**Text shown**
The concept of perfect positive health cannot become a reality because man will never be so perfectly adapted to his environment that his life will not involve struggle, failure, and suffering positive health will therefore, always remain a mirage because every thing in life is subject to change. So health is a dynamic state of physical, mental, social, and spiritual well-being of an individual, not merely an absence of disease or infirmity.
More contemporary definitions of health have emphasized the relationship between health and wellness. Although health may be viewed as a static state of being at any given point of time, wellness is the process of moving toward integration of human functioning; maximisation of human potential; self-responsibility for health; greater awareness of self-satisfaction; and wholeness in body, mind and spirit.
 
ILLNESS, SICKNESS, AND DISEASE
Illness is a highly personal state in which the person feels unhealthy or ill. Illness may or may not be related to disease. An individual could have a disease, for example, a growth in the stomach, and not feel ill. Parsons defines illness as “a state of disturbance in the normal functioning of the total human individual, including both the state of the organism as a biological system, and of his person and social adjustments.”
Sickness is a status or social entity that is usually associated with disease or illness but can occur independently of them. When a person is defined as sick, several dependent behaviours are accepted that otherwise might be considered unacceptable. Bauman found that people use three distinct criteria to determine whether they are ill:
  1. The presence of symptoms, such as elevated temperature or pain.
  2. Their perceptions of how they feel; for example, good, bad, sick.
  3. Their ability to carry out daily activities, such as job or schoolwork.
Disease can be described as an alteration in body functions resulting in a reduction of capacities or a shortening of the normal life span. Disease may further be described as acute or chronic, communicable, congenital, degenerative, functional, malignant, psychosomatic, or idiopathic. Intervention by physicians has the goal of eliminating or ameliorating disease processes. Primitive people thought disease was caused by “forces” or spirits. Later, this belief was replaced by the single causation theory. Increasingly, a number of factors are considered to interact in causing disease and determining the individual's response to treatment.
The causation of disease is called its etiology. A description of the etiology of a disease includes the identification of all causal factors that act together to bring about the particular disease. For example, the tubercle bacillus is designated as the biologic agent of tuberculosis. However, other etiologic factors, such as age, nutritional status, and even occupation, are 13involved in the development of tuberculosis and influence the course of infection.
Risk factors are situations, habits, or other phenomena that increase a person's vulnerability to illness or injury. Risk factors can be categorized into five interrelated areas: genetic makeup, age, physio­logic factors, life-style, and environment: Examples of each follow:
  • Genetic makeup: A person with a family history of diabetes mellitus or cancer is at risk of developing the disease later in life.
  • Age: The risk of birth defects and complications of pregnancy increases after age 35; the risk of communicable disease is higher in school age children; and the risk of cardiovascular disease increases with age for both sexes.
  • Physiologic factors: Pregnancy places the fetus and mother at increased risk of disease; obesity increases the risk of heart disease.
  • Lifestyle or health habits: Overeating increases the risk of heart disease; smoking increases the risk of lung cancer; poor nutrition leads to several deficiencies; promiscuity increases the risk of sexually transmitted disease; excessive use of alcohol increases the risk of accident, liver disease, and disability; unabated stress increases the risk of accidents and illness; and certain activities such as skiing or mountain climbing increase the risk of injury.

**Information given**
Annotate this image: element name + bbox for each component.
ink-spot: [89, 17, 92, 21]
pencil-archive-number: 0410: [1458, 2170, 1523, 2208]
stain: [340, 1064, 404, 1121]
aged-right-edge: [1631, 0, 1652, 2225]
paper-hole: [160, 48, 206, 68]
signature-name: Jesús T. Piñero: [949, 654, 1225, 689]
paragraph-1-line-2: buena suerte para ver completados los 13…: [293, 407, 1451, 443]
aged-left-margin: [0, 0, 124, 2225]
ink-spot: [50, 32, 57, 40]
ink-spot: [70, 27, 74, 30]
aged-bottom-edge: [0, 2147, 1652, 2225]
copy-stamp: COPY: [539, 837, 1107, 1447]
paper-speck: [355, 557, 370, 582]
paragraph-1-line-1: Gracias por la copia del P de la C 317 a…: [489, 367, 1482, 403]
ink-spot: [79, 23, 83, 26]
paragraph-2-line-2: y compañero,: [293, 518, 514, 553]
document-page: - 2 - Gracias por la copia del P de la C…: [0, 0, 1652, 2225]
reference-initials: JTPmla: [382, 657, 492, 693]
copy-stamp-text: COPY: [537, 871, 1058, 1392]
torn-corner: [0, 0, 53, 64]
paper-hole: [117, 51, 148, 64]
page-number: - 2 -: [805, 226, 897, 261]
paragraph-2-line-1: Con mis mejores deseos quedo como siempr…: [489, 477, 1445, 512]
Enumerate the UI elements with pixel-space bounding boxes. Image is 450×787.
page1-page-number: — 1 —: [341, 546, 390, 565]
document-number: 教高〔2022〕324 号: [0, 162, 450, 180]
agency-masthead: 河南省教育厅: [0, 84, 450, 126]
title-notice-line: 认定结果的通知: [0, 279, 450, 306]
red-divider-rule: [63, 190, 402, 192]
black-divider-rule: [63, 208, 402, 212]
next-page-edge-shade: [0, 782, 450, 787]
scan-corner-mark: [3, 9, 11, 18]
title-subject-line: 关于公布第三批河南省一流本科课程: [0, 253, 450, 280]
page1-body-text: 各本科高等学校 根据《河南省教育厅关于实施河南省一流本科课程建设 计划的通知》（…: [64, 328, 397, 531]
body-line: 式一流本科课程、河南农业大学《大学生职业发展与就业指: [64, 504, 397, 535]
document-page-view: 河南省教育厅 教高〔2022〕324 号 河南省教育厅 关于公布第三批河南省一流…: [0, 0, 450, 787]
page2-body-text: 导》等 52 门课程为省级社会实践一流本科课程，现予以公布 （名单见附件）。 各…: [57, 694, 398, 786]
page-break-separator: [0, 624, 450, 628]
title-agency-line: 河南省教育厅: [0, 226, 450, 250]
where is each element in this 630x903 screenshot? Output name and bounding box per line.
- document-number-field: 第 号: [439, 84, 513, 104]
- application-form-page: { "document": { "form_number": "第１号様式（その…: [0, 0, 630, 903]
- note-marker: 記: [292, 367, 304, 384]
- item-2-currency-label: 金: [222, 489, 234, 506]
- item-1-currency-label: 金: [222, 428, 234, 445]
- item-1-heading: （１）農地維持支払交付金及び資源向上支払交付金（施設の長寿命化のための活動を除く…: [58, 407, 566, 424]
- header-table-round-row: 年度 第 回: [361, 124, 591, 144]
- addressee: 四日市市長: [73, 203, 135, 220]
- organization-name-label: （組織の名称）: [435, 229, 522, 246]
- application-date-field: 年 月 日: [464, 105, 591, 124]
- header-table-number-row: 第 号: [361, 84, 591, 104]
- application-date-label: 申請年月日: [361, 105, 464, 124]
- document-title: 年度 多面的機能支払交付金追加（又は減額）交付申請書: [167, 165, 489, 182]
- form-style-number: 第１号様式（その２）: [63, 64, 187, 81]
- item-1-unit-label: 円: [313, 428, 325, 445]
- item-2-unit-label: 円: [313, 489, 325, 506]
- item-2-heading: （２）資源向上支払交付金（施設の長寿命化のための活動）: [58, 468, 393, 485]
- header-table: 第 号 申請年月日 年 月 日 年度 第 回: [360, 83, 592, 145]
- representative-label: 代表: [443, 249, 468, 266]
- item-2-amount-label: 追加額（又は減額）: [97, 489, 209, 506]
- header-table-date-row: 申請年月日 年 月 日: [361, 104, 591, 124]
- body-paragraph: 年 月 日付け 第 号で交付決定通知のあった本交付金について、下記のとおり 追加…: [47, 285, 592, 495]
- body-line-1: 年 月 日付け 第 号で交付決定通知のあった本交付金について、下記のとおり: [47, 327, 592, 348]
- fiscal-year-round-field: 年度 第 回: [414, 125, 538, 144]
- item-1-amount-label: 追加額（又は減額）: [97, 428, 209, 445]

**Work required**
Extend the text on health, illness, and disease, starting after its final sentence.

**Reply**
  • Environment: Exposure to specific hazards, such as asbestos, rubber, and plastic, increases the risk of certain kinds of cancer; unclean, overcrowded living conditions predispose people to infections and other communicable diseases; air, water, and noise pollution all increase susceptibility to illness.
All of these risks present challenges to health care workers, especially nurses, in terms of prevention. Measures to enhance health include maintaining ideal body weight; eating regular meals with few snacks; elimination of cigarette smoking; moderation of alcohol consumption; safety measures, such as using seat belts, to prevent accidents and injuries; and periodic screening for such health problems as cancer.
Health field concept view, all causes of death and disease have four contributing elements: (a) human biologic factors, such as genetic makeup and age; (b) behavioral factors or unhealthy life-styles; (c) environmental hazards; and (d) inadequacies in the health care system. Using these four elements as a framework, a group of experts devised a method to assess the relative contributions of each of these elements to the ten leading causes of death. The results indicated that approximately 50% of deaths were due to unhealthy behavior or life-style; 20% to human biologic factors; 20% to environmental factors; and 10% to inadequacies in health care. These results have implications for nursing; the most important is that a substantial number of deaths could be avoided by efforts directed at health promotion and illness prevention.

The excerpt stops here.